CHICAGO — When Bow Truss Coffee Roasters owner Phil Tadros needed a $30,000 loan to open his River North cafe, he turned to what he considered the most obvious place: his customers.

Through a crowd-sourced lending platform called LendSquare, Tadros got the money, opened the shop in 2013 and made good on the loan, paying Bow Truss fans back with interest and perks like customized coffee roasts.

He did it again in 2014, this time raising $300,000 from customers to help fund a new roasting facility.

Now, Tadros wants to do the same for other small food and drink companies looking to expand.

The 36-year-old entrepreneur, whose fast-growing Bow Truss portfolio includes eight locations and 13 more slated to open in the next 18 months, is getting ready to launch Funded Foods, a crowdfunding portal that picks up where the now-defunct LendSquare left off.

It'll be one of the state's first portals since the federal JOBS act was tweaked to allow companies to seek capital from anyone, not just accredited investors (those with an annual income of at least $250,000 or $1 million in assets), according to Tadros' attorney, Anthony Zeoli.

**QUESTIONS ON THE MATERIAL:**
A - Update the Bow Truss passage: reproduce everything from "CHICAGO — When" down to "place: his customers.", replacing "River North" with "Wicker Park".
B - Take the Bow Truss passage further, picking up after its final sentence.
The data bears no relation to the Bow Truss passage.

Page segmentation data
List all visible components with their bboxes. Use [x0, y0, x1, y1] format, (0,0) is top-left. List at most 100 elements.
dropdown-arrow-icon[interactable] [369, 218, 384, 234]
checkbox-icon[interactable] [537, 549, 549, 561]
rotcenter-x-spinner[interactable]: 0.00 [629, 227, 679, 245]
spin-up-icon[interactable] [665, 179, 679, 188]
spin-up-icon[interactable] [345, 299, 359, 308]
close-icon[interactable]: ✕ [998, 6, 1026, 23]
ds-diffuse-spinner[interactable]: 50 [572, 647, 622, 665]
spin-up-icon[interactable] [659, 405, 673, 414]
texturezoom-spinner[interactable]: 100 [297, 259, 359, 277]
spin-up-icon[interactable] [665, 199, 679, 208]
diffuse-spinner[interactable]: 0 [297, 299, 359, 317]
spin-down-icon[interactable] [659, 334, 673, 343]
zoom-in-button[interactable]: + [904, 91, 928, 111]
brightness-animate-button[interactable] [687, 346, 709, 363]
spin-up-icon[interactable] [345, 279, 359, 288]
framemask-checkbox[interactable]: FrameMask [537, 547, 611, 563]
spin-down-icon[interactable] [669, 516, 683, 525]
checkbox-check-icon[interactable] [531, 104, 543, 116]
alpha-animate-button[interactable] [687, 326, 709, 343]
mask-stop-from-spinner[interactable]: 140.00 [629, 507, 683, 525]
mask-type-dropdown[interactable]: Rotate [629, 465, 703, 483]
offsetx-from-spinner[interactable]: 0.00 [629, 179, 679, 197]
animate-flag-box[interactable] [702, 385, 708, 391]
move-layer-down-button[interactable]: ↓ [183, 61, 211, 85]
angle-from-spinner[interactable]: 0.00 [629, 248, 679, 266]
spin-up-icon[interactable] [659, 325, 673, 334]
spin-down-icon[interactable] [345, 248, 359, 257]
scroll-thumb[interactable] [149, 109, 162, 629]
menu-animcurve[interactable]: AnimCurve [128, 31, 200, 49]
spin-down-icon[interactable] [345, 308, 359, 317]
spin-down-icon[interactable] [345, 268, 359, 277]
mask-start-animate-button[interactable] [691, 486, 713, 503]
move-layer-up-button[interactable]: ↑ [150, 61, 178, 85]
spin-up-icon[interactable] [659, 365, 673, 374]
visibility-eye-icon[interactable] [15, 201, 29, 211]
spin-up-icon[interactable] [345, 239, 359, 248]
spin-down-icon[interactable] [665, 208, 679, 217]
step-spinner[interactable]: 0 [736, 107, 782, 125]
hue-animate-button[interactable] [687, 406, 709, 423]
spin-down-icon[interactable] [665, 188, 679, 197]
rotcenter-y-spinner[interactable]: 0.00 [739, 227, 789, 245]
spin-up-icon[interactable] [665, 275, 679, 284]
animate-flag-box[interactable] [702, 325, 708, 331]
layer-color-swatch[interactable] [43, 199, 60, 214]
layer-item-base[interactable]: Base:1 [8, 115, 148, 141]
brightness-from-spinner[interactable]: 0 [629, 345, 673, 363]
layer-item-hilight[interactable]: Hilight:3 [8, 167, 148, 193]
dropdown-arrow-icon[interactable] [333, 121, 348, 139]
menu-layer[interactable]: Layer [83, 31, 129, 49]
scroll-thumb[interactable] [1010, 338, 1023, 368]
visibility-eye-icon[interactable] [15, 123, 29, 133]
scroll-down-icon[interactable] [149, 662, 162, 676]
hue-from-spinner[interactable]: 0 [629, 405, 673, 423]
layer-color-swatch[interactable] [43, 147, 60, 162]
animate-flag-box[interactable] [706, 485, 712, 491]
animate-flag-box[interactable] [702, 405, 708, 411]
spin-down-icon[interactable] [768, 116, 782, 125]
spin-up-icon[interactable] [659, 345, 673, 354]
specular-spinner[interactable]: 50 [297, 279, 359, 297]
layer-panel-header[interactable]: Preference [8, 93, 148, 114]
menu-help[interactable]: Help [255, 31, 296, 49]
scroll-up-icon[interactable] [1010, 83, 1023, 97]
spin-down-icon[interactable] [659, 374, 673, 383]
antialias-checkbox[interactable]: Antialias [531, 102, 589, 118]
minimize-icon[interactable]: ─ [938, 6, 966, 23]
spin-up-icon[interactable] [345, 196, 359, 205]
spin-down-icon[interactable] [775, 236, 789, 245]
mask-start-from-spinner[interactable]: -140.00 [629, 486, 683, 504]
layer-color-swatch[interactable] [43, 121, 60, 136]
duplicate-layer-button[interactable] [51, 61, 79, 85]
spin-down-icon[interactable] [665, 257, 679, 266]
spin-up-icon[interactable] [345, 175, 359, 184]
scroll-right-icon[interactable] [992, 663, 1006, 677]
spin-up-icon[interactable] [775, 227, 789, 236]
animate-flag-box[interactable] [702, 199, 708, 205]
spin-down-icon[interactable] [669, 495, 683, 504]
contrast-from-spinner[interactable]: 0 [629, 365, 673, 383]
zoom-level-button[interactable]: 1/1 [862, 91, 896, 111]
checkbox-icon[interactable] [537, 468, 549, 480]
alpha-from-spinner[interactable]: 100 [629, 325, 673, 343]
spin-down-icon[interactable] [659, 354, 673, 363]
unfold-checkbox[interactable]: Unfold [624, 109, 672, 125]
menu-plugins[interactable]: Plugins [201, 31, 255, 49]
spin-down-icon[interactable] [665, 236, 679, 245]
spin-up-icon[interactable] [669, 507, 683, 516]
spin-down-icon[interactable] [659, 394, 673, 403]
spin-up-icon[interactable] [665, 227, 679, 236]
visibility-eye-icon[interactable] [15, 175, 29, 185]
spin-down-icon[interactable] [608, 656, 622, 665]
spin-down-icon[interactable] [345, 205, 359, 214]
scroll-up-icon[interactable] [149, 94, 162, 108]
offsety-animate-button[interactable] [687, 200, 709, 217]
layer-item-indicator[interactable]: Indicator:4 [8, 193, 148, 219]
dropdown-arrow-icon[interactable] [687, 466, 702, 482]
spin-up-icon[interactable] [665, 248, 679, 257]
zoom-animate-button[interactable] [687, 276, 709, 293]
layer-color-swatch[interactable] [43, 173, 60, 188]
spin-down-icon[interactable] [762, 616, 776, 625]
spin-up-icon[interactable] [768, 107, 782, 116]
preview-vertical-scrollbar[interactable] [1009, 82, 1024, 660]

**ANSWERS BY TASK:**
A -
CHICAGO — When Bow Truss Coffee Roasters owner Phil Tadros needed a $30,000 loan to open his Wicker Park cafe, he turned to what he considered the most obvious place: his customers.

B -
The focus is on solely on food-related startups — “really great, high-quality, specialty foods, but also scalable,” Tadros said — that banks might otherwise ignore.

“The banking world does not give small businesses loans. That’s a fact. Mom-and-pop shops, even Bow Truss, we’re not bankable, which is ridiculous because we prove over and over again that we pay our bills,” Tadros said.

Through the Funded Foods platform, non-accredited investors will be able to invest up to $5,000 a year per business, with a 7 to 12 percent return. Accredited investors can put forth a maximum of $4 million per business annually.

“Your customers become the bank,” Tadros said. “This is a specific niche of people investing in brands that they’re comfortable with, that they know, that they’ve seen grow."

The process will happen in a few simple clicks, he said. Individuals will log in to the Funded Foods site and choose their investment status and loan amount, which goes out essentially as a wire transfer. Payment will be automatic as well, credited directly into people’s bank accounts monthly.

“The general public doesn’t even think about investing in their small businesses because they don’t know how to. Nobody’s ever said, ‘Hey, keep us going, keep us growing,’ in a very simple way. No one knew they could get involved, and no one knew they could make a return doing it," Tadros said.

Tadros aims to have the Funded Foods site go live in June. He’s starting with three of his own companies — Bow Truss, The Budlong Pickle and Chicken Shop and Aquanaut Brewing — but he said he has “a handful of exciting brands that we’re proud to add to it. We’re waiting to prove ourselves first.”

He declined to name specific businesses but said he welcomes other coffee companies to the Funded Foods portal.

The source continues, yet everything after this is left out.